◆ **THE REQUEST**
Search the listing for the string "real" and copy every line that contains it.

[begin EXERCISE INPUT]

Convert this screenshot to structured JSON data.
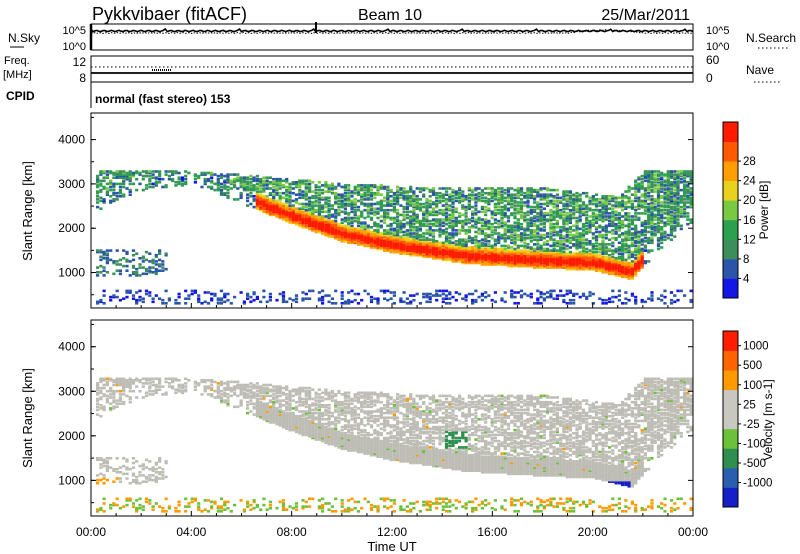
{
  "header": {
    "station": "Pykkvibaer (fitACF)",
    "beam": "Beam 10",
    "date": "25/Mar/2011"
  },
  "nsky_panel": {
    "left_label": "N.Sky",
    "left_ticks": [
      "10^5",
      "10^0"
    ],
    "right_label": "N.Search",
    "right_ticks": [
      "10^5",
      "10^0"
    ]
  },
  "freq_panel": {
    "left_label_1": "Freq.",
    "left_label_2": "[MHz]",
    "left_ticks": [
      "12",
      "8"
    ],
    "right_label": "Nave",
    "right_ticks": [
      "60",
      "0"
    ]
  },
  "cpid": {
    "label": "CPID",
    "text": "normal (fast stereo) 153"
  },
  "colors": {
    "power_scale": [
      "#1515e6",
      "#2b55a8",
      "#3c8f5a",
      "#2ca04f",
      "#7ac943",
      "#e8d21e",
      "#ff9e00",
      "#ff5a00",
      "#ff1a00"
    ],
    "velocity_scale": [
      "#1520c8",
      "#2a5fb0",
      "#2f8f4f",
      "#6dc13a",
      "#c8c8c0",
      "#c8c8c0",
      "#ff9a00",
      "#ff6400",
      "#ff1e00"
    ],
    "ground_scatter": "#bdbdb5"
  },
  "chart_data": [
    {
      "type": "heatmap",
      "name": "power",
      "xlabel": "",
      "ylabel": "Slant Range [km]",
      "xlim": [
        0,
        24
      ],
      "ylim": [
        200,
        4600
      ],
      "yticks": [
        1000,
        2000,
        3000,
        4000
      ],
      "colorbar": {
        "label": "Power [dB]",
        "ticks": [
          "4",
          "8",
          "12",
          "16",
          "20",
          "24",
          "28"
        ],
        "range": [
          0,
          30
        ]
      },
      "scatter_bands": [
        {
          "description": "main echo",
          "time": [
            6,
            22
          ],
          "range_center": [
            2400,
            1300,
            1050,
            1100,
            1350
          ],
          "power_db": 26
        },
        {
          "description": "upper band",
          "time": [
            1,
            22
          ],
          "range_center": [
            3000,
            2900,
            2700,
            2800
          ],
          "power_db": 10
        }
      ]
    },
    {
      "type": "heatmap",
      "name": "velocity",
      "xlabel": "Time UT",
      "ylabel": "Slant Range [km]",
      "xlim": [
        0,
        24
      ],
      "ylim": [
        200,
        4600
      ],
      "yticks": [
        1000,
        2000,
        3000,
        4000
      ],
      "xticks": [
        "00:00",
        "04:00",
        "08:00",
        "12:00",
        "16:00",
        "20:00",
        "00:00"
      ],
      "colorbar": {
        "label": "Velocity [m s-1]",
        "ticks": [
          "1000",
          "500",
          "100",
          "25",
          "-25",
          "-100",
          "-500",
          "-1000"
        ],
        "range": [
          -1000,
          1000
        ]
      }
    }
  ]
}
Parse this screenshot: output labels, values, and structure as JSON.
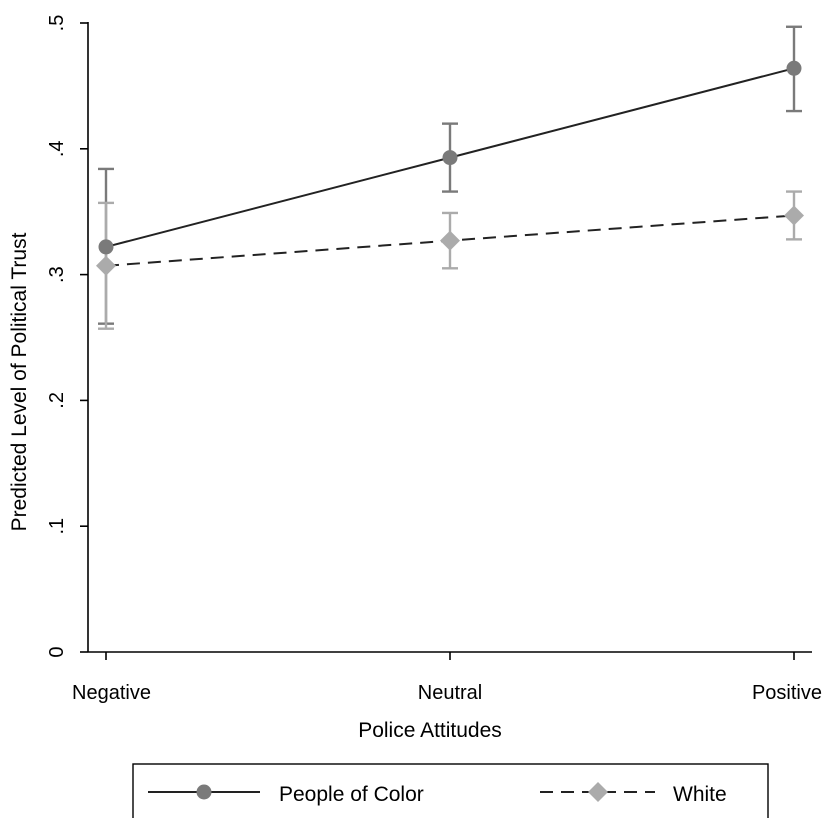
{
  "chart_data": {
    "type": "line",
    "xlabel": "Police Attitudes",
    "ylabel": "Predicted Level of Political Trust",
    "categories": [
      "Negative",
      "Neutral",
      "Positive"
    ],
    "ylim": [
      0,
      0.5
    ],
    "yticks": [
      0,
      0.1,
      0.2,
      0.3,
      0.4,
      0.5
    ],
    "ytick_labels": [
      "0",
      ".1",
      ".2",
      ".3",
      ".4",
      ".5"
    ],
    "grid": false,
    "legend_position": "bottom",
    "series": [
      {
        "name": "People of Color",
        "values": [
          0.322,
          0.393,
          0.464
        ],
        "ci_low": [
          0.261,
          0.366,
          0.43
        ],
        "ci_high": [
          0.384,
          0.42,
          0.497
        ],
        "color": "#7a7a7a",
        "line_style": "solid",
        "line_color": "#222222",
        "marker": "circle"
      },
      {
        "name": "White",
        "values": [
          0.307,
          0.327,
          0.347
        ],
        "ci_low": [
          0.257,
          0.305,
          0.328
        ],
        "ci_high": [
          0.357,
          0.349,
          0.366
        ],
        "color": "#ababab",
        "line_style": "dashed",
        "line_color": "#222222",
        "marker": "diamond"
      }
    ]
  }
}
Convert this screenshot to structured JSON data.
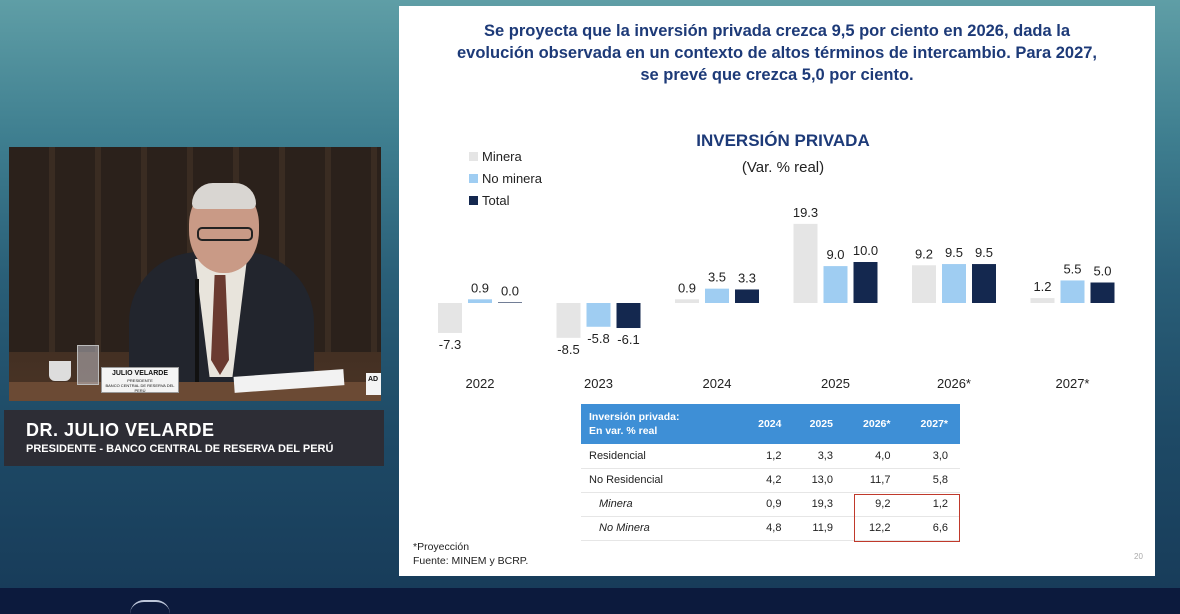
{
  "speaker": {
    "nameplate_name": "JULIO VELARDE",
    "nameplate_title": "PRESIDENTE",
    "nameplate_org": "BANCO CENTRAL DE RESERVA DEL PERÚ",
    "nameplate_partial": "AD",
    "caption_name": "DR. JULIO VELARDE",
    "caption_role": "PRESIDENTE - BANCO CENTRAL DE RESERVA DEL PERÚ"
  },
  "slide": {
    "headline_lines": [
      "Se proyecta que la inversión privada crezca 9,5 por ciento en 2026, dada la",
      "evolución observada en un contexto de altos términos de intercambio. Para 2027,",
      "se prevé que crezca 5,0 por ciento."
    ],
    "footnote_1": "*Proyección",
    "footnote_2": "Fuente: MINEM y BCRP.",
    "page_number": "20"
  },
  "chart_data": {
    "type": "bar",
    "title": "INVERSIÓN PRIVADA",
    "subtitle": "(Var. % real)",
    "categories": [
      "2022",
      "2023",
      "2024",
      "2025",
      "2026*",
      "2027*"
    ],
    "series": [
      {
        "name": "Minera",
        "color": "#e5e5e5",
        "values": [
          -7.3,
          -8.5,
          0.9,
          19.3,
          9.2,
          1.2
        ]
      },
      {
        "name": "No minera",
        "color": "#9fcdf2",
        "values": [
          0.9,
          -5.8,
          3.5,
          9.0,
          9.5,
          5.5
        ]
      },
      {
        "name": "Total",
        "color": "#14284f",
        "values": [
          0.0,
          -6.1,
          3.3,
          10.0,
          9.5,
          5.0
        ]
      }
    ],
    "legend_position": "top-left",
    "grid": false,
    "ylim": [
      -9,
      20
    ]
  },
  "table": {
    "header_label_1": "Inversión privada:",
    "header_label_2": "En var. % real",
    "columns": [
      "2024",
      "2025",
      "2026*",
      "2027*"
    ],
    "rows": [
      {
        "label": "Residencial",
        "values": [
          "1,2",
          "3,3",
          "4,0",
          "3,0"
        ],
        "sub": false
      },
      {
        "label": "No Residencial",
        "values": [
          "4,2",
          "13,0",
          "11,7",
          "5,8"
        ],
        "sub": false
      },
      {
        "label": "Minera",
        "values": [
          "0,9",
          "19,3",
          "9,2",
          "1,2"
        ],
        "sub": true
      },
      {
        "label": "No Minera",
        "values": [
          "4,8",
          "11,9",
          "12,2",
          "6,6"
        ],
        "sub": true
      }
    ],
    "highlight_color": "#c0392b"
  }
}
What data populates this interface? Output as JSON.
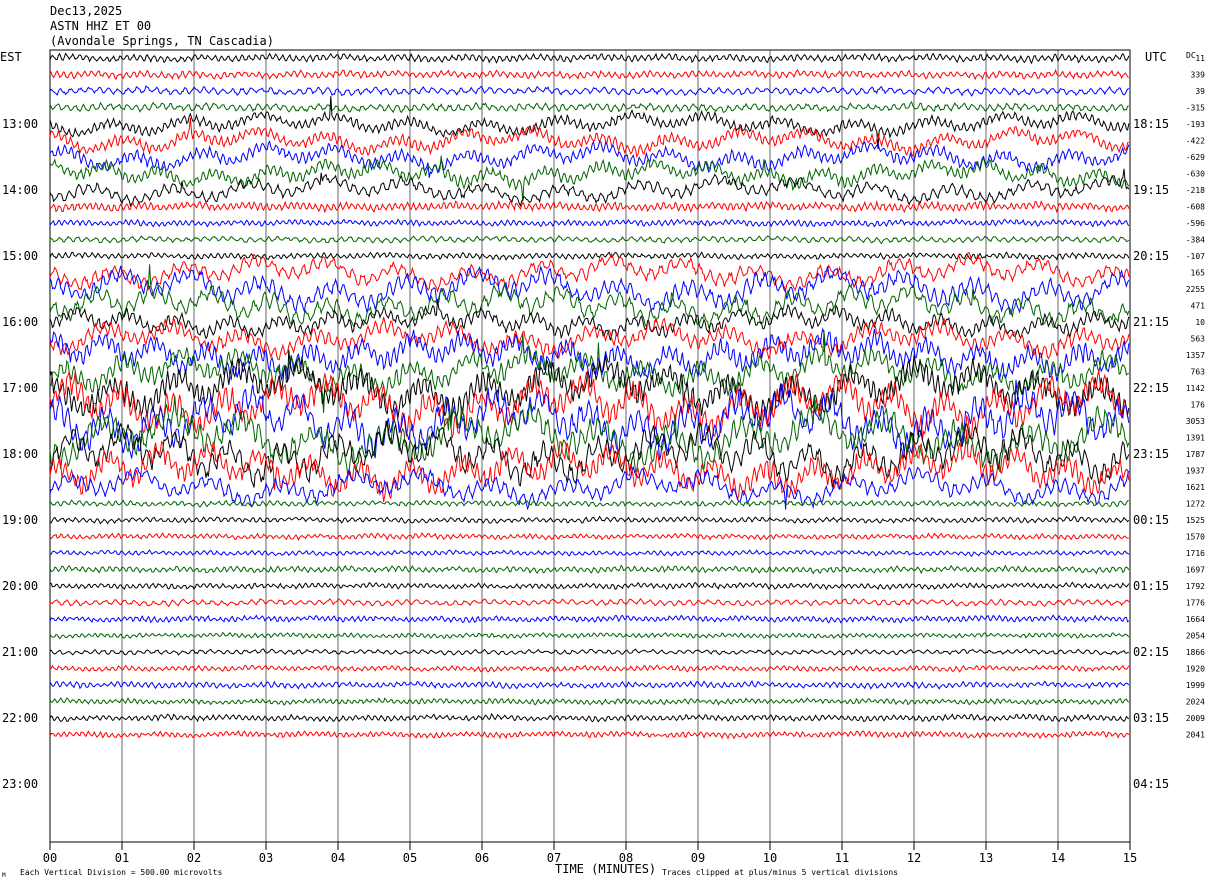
{
  "header": {
    "date": "Dec13,2025",
    "station": "ASTN HHZ ET 00",
    "location": "(Avondale Springs, TN Cascadia)"
  },
  "chart_data": {
    "type": "line",
    "title": "ASTN HHZ ET 00",
    "left_axis_label": "EST",
    "right_axis_label": "UTC",
    "dc_label": "DC",
    "xlabel": "TIME (MINUTES)",
    "x_ticks": [
      "00",
      "01",
      "02",
      "03",
      "04",
      "05",
      "06",
      "07",
      "08",
      "09",
      "10",
      "11",
      "12",
      "13",
      "14",
      "15"
    ],
    "xlim": [
      0,
      15
    ],
    "est_hour_labels": [
      "13:00",
      "14:00",
      "15:00",
      "16:00",
      "17:00",
      "18:00",
      "19:00",
      "20:00",
      "21:00",
      "22:00",
      "23:00"
    ],
    "utc_hour_labels": [
      "18:15",
      "19:15",
      "20:15",
      "21:15",
      "22:15",
      "23:15",
      "00:15",
      "01:15",
      "02:15",
      "03:15",
      "04:15"
    ],
    "trace_colors": [
      "#000000",
      "#ff0000",
      "#0000ff",
      "#006400"
    ],
    "dc_offsets": [
      "11",
      "339",
      "39",
      "-315",
      "-193",
      "-422",
      "-629",
      "-630",
      "-218",
      "-608",
      "-596",
      "-384",
      "-107",
      "165",
      "2255",
      "471",
      "10",
      "563",
      "1357",
      "763",
      "1142",
      "176",
      "3053",
      "1391",
      "1787",
      "1937",
      "1621",
      "1272",
      "1525",
      "1570",
      "1716",
      "1697",
      "1792",
      "1776",
      "1664",
      "2054",
      "1866",
      "1920",
      "1999",
      "2024",
      "2009",
      "2041"
    ],
    "trace_amplitude_levels": [
      1.1,
      1.1,
      1.1,
      1.2,
      1.6,
      1.8,
      1.9,
      1.8,
      1.8,
      1.3,
      0.9,
      0.9,
      0.9,
      2.2,
      2.8,
      2.6,
      2.0,
      2.4,
      3.0,
      3.0,
      3.8,
      4.0,
      4.3,
      4.1,
      3.8,
      3.5,
      2.4,
      0.8,
      0.8,
      0.8,
      0.7,
      0.9,
      0.8,
      0.9,
      0.9,
      0.7,
      0.7,
      0.8,
      0.9,
      0.8,
      0.9,
      0.9
    ],
    "footer_scale": "Each Vertical Division =  500.00 microvolts",
    "footer_clip": "Traces clipped at plus/minus 5 vertical divisions",
    "footer_mark": "M"
  }
}
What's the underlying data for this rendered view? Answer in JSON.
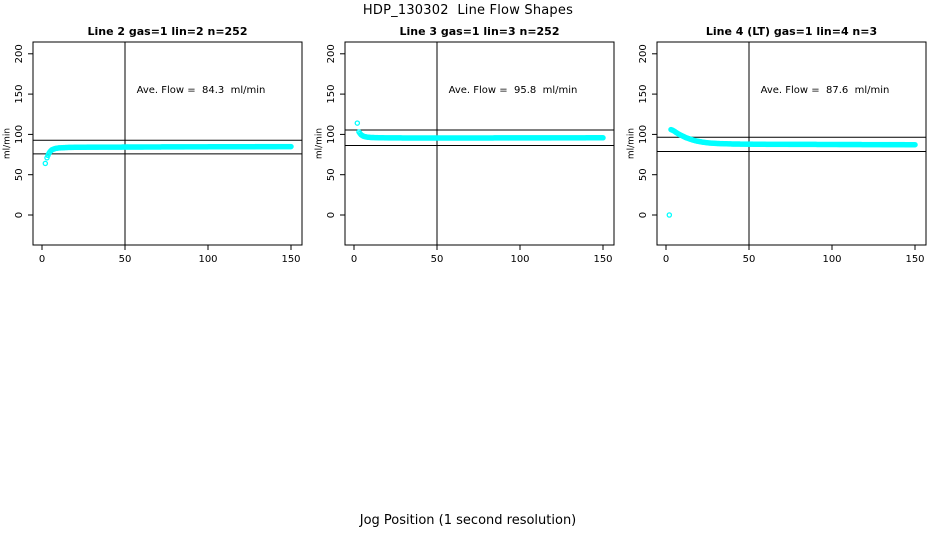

[end EXERCISE INPUT]

◆ **TASK RESPONSE**
    "subtitle": "(Var. % real)",
    "header_label_2": "En var. % real",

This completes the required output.